### WORKING DATA

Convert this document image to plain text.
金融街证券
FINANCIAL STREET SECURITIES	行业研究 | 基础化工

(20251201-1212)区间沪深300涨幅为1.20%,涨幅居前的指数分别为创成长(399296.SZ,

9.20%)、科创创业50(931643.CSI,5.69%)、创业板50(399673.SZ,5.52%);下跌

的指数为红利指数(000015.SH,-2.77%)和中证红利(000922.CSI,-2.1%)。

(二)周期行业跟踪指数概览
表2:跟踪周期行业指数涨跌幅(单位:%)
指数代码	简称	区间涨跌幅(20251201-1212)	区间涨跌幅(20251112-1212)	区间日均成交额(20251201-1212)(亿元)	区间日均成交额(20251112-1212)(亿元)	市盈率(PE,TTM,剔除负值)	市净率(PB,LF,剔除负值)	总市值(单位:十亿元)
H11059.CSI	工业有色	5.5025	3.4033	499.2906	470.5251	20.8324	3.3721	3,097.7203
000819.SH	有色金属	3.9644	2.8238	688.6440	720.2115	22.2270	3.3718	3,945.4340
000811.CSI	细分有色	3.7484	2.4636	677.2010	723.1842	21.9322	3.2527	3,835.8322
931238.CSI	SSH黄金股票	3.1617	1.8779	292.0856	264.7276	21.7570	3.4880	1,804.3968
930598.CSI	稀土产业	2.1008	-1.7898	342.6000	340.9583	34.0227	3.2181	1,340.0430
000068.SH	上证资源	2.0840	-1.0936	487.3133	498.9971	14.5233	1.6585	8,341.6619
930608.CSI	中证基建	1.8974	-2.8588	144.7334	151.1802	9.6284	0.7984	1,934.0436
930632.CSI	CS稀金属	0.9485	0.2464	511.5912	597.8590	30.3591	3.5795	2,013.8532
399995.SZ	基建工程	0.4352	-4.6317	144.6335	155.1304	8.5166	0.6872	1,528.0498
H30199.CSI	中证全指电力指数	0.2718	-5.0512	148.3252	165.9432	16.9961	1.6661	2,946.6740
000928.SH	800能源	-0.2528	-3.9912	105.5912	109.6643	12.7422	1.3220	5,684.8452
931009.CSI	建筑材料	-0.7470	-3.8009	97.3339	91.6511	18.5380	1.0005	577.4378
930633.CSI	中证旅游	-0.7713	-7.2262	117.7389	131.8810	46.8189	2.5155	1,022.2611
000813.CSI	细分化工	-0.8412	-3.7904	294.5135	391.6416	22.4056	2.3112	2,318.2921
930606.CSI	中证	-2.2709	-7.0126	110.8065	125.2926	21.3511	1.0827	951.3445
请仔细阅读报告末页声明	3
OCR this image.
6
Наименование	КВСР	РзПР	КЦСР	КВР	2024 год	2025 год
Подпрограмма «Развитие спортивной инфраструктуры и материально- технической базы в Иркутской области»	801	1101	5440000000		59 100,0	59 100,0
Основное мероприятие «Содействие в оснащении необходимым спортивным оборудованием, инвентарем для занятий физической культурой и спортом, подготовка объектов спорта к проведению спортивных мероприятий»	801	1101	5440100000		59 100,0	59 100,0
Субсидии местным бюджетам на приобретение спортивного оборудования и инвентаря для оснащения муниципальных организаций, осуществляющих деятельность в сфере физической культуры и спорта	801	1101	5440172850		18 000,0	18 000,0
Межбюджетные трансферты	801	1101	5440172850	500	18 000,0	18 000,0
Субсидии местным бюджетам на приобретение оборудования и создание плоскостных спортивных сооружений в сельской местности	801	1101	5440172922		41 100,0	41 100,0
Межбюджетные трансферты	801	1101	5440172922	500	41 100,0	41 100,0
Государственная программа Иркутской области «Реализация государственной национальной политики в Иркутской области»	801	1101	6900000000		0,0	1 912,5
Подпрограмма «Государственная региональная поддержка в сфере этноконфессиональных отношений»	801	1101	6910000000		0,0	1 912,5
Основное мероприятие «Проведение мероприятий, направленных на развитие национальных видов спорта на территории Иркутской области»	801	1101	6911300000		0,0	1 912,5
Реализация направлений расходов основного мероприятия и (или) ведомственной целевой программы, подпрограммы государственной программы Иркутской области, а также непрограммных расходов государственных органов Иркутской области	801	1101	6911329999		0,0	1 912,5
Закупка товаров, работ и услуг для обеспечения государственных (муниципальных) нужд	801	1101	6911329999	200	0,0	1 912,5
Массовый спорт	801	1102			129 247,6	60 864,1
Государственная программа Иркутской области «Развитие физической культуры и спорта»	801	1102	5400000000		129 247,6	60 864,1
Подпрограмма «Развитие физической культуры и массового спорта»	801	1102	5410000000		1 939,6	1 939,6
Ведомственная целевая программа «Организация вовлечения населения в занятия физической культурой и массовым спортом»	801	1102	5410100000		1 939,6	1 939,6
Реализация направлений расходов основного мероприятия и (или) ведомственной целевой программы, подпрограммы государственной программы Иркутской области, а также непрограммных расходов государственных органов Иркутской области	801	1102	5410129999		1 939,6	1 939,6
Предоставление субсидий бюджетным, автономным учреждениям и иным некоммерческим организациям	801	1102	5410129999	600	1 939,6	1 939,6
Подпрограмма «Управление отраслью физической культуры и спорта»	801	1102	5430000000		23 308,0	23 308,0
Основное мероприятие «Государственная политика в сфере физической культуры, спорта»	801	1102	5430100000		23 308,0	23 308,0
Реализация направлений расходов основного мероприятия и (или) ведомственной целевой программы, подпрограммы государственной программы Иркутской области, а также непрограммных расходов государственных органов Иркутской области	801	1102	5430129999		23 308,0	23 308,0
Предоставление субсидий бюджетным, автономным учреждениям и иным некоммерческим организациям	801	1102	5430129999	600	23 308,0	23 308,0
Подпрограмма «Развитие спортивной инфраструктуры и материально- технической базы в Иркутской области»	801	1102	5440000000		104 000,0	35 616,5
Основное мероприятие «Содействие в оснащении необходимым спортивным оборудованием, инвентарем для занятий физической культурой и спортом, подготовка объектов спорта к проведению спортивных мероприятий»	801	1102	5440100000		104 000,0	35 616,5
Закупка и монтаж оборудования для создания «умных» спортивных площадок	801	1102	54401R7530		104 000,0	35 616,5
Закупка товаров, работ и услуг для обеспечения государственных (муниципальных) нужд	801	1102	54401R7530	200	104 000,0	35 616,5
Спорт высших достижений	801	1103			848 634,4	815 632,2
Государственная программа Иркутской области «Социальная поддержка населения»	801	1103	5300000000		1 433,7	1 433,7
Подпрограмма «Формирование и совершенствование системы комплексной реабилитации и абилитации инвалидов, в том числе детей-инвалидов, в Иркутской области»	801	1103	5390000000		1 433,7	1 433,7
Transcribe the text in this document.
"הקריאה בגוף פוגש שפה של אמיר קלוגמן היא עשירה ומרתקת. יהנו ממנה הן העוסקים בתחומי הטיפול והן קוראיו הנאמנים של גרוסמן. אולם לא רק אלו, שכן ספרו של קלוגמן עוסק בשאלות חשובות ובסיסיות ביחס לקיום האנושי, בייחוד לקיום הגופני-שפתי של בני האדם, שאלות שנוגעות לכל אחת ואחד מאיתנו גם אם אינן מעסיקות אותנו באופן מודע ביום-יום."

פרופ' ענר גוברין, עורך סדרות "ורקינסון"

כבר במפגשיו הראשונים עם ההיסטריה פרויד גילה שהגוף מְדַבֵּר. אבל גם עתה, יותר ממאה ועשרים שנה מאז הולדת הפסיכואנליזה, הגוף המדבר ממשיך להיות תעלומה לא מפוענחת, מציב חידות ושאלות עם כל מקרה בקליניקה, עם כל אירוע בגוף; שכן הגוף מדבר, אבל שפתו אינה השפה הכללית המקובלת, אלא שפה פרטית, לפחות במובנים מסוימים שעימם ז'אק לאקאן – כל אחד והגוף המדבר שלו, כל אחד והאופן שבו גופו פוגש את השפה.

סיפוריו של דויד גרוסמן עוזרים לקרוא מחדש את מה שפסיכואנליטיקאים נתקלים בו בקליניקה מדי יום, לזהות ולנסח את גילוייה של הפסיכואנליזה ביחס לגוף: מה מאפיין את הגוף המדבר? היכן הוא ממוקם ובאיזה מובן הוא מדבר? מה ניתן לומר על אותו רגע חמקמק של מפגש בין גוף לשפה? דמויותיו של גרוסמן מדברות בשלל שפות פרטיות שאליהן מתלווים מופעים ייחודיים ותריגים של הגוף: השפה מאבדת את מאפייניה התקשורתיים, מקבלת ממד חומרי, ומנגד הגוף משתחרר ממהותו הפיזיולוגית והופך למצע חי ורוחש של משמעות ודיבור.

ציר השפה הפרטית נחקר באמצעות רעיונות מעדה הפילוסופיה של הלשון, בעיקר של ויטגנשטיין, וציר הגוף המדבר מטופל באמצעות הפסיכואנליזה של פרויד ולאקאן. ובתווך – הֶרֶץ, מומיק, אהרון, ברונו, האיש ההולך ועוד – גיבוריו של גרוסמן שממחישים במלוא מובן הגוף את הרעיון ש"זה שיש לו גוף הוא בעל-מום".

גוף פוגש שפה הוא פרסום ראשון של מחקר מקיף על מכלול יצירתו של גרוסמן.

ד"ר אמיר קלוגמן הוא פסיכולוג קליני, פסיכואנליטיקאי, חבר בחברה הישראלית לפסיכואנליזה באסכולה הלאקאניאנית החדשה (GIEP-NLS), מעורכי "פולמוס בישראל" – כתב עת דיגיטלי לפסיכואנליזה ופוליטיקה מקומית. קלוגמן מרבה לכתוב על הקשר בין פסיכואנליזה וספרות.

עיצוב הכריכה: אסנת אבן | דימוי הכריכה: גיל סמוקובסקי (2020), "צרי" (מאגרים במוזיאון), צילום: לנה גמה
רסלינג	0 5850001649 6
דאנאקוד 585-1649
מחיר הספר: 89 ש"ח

######

*TASK OBJECTIVE*
Pick out and copy the lines of the entries that hold the string "организациям".

*COMPLETE ANSWER*
Предоставление субсидий бюджетным, автономным учреждениям и иным некоммерческим организациям	801	1102	5410129999	600	1 939,6	1 939,6
Предоставление субсидий бюджетным, автономным учреждениям и иным некоммерческим организациям	801	1102	5430129999	600	23 308,0	23 308,0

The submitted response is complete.